• **Problem to work on**:
Pictures stay out of the copy; restate everything else in the material exactly.

-- begin Data provided --

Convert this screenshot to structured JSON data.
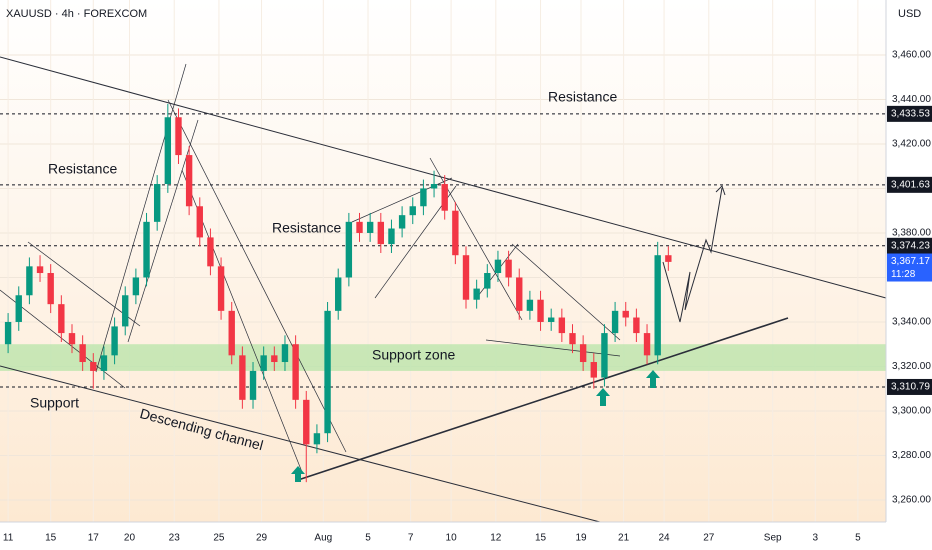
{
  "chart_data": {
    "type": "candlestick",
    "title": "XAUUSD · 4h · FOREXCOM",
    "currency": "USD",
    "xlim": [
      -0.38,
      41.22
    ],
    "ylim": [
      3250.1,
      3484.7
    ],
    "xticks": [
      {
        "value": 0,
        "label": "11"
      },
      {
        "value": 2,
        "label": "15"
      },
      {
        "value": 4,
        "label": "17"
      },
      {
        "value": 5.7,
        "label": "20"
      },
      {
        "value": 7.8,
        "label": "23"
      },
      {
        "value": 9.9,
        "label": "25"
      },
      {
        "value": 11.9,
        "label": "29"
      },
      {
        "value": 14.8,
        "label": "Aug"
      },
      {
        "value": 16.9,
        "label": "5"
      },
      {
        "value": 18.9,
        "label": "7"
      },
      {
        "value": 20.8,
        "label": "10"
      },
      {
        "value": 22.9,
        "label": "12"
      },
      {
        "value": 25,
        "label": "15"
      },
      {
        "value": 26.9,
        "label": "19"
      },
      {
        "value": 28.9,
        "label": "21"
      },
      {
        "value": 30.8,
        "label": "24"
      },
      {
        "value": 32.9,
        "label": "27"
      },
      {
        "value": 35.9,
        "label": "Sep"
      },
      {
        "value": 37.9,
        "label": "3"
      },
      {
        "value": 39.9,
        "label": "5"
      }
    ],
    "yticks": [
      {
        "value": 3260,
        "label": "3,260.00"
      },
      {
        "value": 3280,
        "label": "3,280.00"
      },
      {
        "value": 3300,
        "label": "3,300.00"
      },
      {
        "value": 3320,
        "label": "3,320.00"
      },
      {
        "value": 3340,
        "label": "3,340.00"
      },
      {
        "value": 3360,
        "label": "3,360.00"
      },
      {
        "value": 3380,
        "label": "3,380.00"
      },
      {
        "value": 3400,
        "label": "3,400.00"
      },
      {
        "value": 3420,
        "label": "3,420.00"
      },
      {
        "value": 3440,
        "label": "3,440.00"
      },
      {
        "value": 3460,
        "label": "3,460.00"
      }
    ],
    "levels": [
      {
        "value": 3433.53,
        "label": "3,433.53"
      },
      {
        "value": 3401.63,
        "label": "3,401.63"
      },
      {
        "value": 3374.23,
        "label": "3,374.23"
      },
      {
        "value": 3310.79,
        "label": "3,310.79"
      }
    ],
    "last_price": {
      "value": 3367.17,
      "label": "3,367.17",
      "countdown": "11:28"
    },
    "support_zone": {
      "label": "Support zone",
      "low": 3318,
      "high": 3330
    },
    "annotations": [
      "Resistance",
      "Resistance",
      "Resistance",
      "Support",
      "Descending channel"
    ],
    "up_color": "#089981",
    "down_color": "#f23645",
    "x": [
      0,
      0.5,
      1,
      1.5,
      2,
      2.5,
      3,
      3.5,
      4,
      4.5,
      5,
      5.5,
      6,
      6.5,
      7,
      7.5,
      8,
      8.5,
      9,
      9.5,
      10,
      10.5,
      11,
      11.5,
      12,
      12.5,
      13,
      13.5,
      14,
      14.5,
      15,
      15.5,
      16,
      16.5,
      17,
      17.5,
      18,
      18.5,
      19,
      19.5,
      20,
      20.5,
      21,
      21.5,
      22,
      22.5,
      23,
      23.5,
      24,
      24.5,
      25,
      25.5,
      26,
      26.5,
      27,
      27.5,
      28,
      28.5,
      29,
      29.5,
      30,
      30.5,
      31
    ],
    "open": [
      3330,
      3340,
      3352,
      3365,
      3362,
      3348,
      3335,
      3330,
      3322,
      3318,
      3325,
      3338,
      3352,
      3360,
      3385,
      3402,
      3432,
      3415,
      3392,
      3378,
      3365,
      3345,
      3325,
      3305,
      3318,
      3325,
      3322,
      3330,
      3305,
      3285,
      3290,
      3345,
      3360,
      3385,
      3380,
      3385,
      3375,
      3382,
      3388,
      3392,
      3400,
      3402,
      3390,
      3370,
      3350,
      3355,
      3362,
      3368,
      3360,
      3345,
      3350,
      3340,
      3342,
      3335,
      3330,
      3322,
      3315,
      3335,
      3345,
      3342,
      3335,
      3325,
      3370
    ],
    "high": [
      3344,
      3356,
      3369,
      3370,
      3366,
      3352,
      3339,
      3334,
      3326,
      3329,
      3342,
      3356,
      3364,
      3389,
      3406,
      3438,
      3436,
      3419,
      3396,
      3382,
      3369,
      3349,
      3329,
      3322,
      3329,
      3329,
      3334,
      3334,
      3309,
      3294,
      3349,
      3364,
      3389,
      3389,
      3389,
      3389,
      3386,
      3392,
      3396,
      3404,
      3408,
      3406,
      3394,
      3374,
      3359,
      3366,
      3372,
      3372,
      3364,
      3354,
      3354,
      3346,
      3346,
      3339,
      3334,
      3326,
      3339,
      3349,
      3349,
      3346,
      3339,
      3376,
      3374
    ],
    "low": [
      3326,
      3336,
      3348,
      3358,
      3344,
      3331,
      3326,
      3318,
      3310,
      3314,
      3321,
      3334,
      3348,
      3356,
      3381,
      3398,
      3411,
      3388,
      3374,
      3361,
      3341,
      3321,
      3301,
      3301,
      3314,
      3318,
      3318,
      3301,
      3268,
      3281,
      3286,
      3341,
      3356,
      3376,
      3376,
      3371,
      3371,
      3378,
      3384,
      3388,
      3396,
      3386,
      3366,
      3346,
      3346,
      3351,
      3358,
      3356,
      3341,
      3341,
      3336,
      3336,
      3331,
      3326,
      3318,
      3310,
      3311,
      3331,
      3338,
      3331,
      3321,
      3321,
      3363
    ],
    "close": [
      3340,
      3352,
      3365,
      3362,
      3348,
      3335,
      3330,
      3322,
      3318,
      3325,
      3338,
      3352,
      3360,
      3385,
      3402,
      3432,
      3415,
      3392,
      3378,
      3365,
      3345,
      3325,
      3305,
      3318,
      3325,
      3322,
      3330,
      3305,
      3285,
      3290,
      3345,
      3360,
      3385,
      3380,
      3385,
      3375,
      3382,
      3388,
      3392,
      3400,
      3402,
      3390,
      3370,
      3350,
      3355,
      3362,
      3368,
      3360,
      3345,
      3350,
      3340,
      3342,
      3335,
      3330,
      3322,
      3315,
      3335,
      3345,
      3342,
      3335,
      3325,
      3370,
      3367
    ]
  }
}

-- end Data provided --

• **Answer below**:
Convert this screenshot to structured JSON data.
{
  "chart_data": {
    "type": "candlestick",
    "title": "XAUUSD · 4h · FOREXCOM",
    "currency": "USD",
    "xlim": [
      -0.38,
      41.22
    ],
    "ylim": [
      3250.1,
      3484.7
    ],
    "xticks": [
      {
        "value": 0,
        "label": "11"
      },
      {
        "value": 2,
        "label": "15"
      },
      {
        "value": 4,
        "label": "17"
      },
      {
        "value": 5.7,
        "label": "20"
      },
      {
        "value": 7.8,
        "label": "23"
      },
      {
        "value": 9.9,
        "label": "25"
      },
      {
        "value": 11.9,
        "label": "29"
      },
      {
        "value": 14.8,
        "label": "Aug"
      },
      {
        "value": 16.9,
        "label": "5"
      },
      {
        "value": 18.9,
        "label": "7"
      },
      {
        "value": 20.8,
        "label": "10"
      },
      {
        "value": 22.9,
        "label": "12"
      },
      {
        "value": 25,
        "label": "15"
      },
      {
        "value": 26.9,
        "label": "19"
      },
      {
        "value": 28.9,
        "label": "21"
      },
      {
        "value": 30.8,
        "label": "24"
      },
      {
        "value": 32.9,
        "label": "27"
      },
      {
        "value": 35.9,
        "label": "Sep"
      },
      {
        "value": 37.9,
        "label": "3"
      },
      {
        "value": 39.9,
        "label": "5"
      }
    ],
    "yticks": [
      {
        "value": 3260,
        "label": "3,260.00"
      },
      {
        "value": 3280,
        "label": "3,280.00"
      },
      {
        "value": 3300,
        "label": "3,300.00"
      },
      {
        "value": 3320,
        "label": "3,320.00"
      },
      {
        "value": 3340,
        "label": "3,340.00"
      },
      {
        "value": 3360,
        "label": "3,360.00"
      },
      {
        "value": 3380,
        "label": "3,380.00"
      },
      {
        "value": 3400,
        "label": "3,400.00"
      },
      {
        "value": 3420,
        "label": "3,420.00"
      },
      {
        "value": 3440,
        "label": "3,440.00"
      },
      {
        "value": 3460,
        "label": "3,460.00"
      }
    ],
    "levels": [
      {
        "value": 3433.53,
        "label": "3,433.53"
      },
      {
        "value": 3401.63,
        "label": "3,401.63"
      },
      {
        "value": 3374.23,
        "label": "3,374.23"
      },
      {
        "value": 3310.79,
        "label": "3,310.79"
      }
    ],
    "last_price": {
      "value": 3367.17,
      "label": "3,367.17",
      "countdown": "11:28"
    },
    "support_zone": {
      "label": "Support zone",
      "low": 3318,
      "high": 3330
    },
    "annotations": [
      "Resistance",
      "Resistance",
      "Resistance",
      "Support",
      "Descending channel"
    ],
    "up_color": "#089981",
    "down_color": "#f23645",
    "x": [
      0,
      0.5,
      1,
      1.5,
      2,
      2.5,
      3,
      3.5,
      4,
      4.5,
      5,
      5.5,
      6,
      6.5,
      7,
      7.5,
      8,
      8.5,
      9,
      9.5,
      10,
      10.5,
      11,
      11.5,
      12,
      12.5,
      13,
      13.5,
      14,
      14.5,
      15,
      15.5,
      16,
      16.5,
      17,
      17.5,
      18,
      18.5,
      19,
      19.5,
      20,
      20.5,
      21,
      21.5,
      22,
      22.5,
      23,
      23.5,
      24,
      24.5,
      25,
      25.5,
      26,
      26.5,
      27,
      27.5,
      28,
      28.5,
      29,
      29.5,
      30,
      30.5,
      31
    ],
    "open": [
      3330,
      3340,
      3352,
      3365,
      3362,
      3348,
      3335,
      3330,
      3322,
      3318,
      3325,
      3338,
      3352,
      3360,
      3385,
      3402,
      3432,
      3415,
      3392,
      3378,
      3365,
      3345,
      3325,
      3305,
      3318,
      3325,
      3322,
      3330,
      3305,
      3285,
      3290,
      3345,
      3360,
      3385,
      3380,
      3385,
      3375,
      3382,
      3388,
      3392,
      3400,
      3402,
      3390,
      3370,
      3350,
      3355,
      3362,
      3368,
      3360,
      3345,
      3350,
      3340,
      3342,
      3335,
      3330,
      3322,
      3315,
      3335,
      3345,
      3342,
      3335,
      3325,
      3370
    ],
    "high": [
      3344,
      3356,
      3369,
      3370,
      3366,
      3352,
      3339,
      3334,
      3326,
      3329,
      3342,
      3356,
      3364,
      3389,
      3406,
      3438,
      3436,
      3419,
      3396,
      3382,
      3369,
      3349,
      3329,
      3322,
      3329,
      3329,
      3334,
      3334,
      3309,
      3294,
      3349,
      3364,
      3389,
      3389,
      3389,
      3389,
      3386,
      3392,
      3396,
      3404,
      3408,
      3406,
      3394,
      3374,
      3359,
      3366,
      3372,
      3372,
      3364,
      3354,
      3354,
      3346,
      3346,
      3339,
      3334,
      3326,
      3339,
      3349,
      3349,
      3346,
      3339,
      3376,
      3374
    ],
    "low": [
      3326,
      3336,
      3348,
      3358,
      3344,
      3331,
      3326,
      3318,
      3310,
      3314,
      3321,
      3334,
      3348,
      3356,
      3381,
      3398,
      3411,
      3388,
      3374,
      3361,
      3341,
      3321,
      3301,
      3301,
      3314,
      3318,
      3318,
      3301,
      3268,
      3281,
      3286,
      3341,
      3356,
      3376,
      3376,
      3371,
      3371,
      3378,
      3384,
      3388,
      3396,
      3386,
      3366,
      3346,
      3346,
      3351,
      3358,
      3356,
      3341,
      3341,
      3336,
      3336,
      3331,
      3326,
      3318,
      3310,
      3311,
      3331,
      3338,
      3331,
      3321,
      3321,
      3363
    ],
    "close": [
      3340,
      3352,
      3365,
      3362,
      3348,
      3335,
      3330,
      3322,
      3318,
      3325,
      3338,
      3352,
      3360,
      3385,
      3402,
      3432,
      3415,
      3392,
      3378,
      3365,
      3345,
      3325,
      3305,
      3318,
      3325,
      3322,
      3330,
      3305,
      3285,
      3290,
      3345,
      3360,
      3385,
      3380,
      3385,
      3375,
      3382,
      3388,
      3392,
      3400,
      3402,
      3390,
      3370,
      3350,
      3355,
      3362,
      3368,
      3360,
      3345,
      3350,
      3340,
      3342,
      3335,
      3330,
      3322,
      3315,
      3335,
      3345,
      3342,
      3335,
      3325,
      3370,
      3367
    ]
  }
}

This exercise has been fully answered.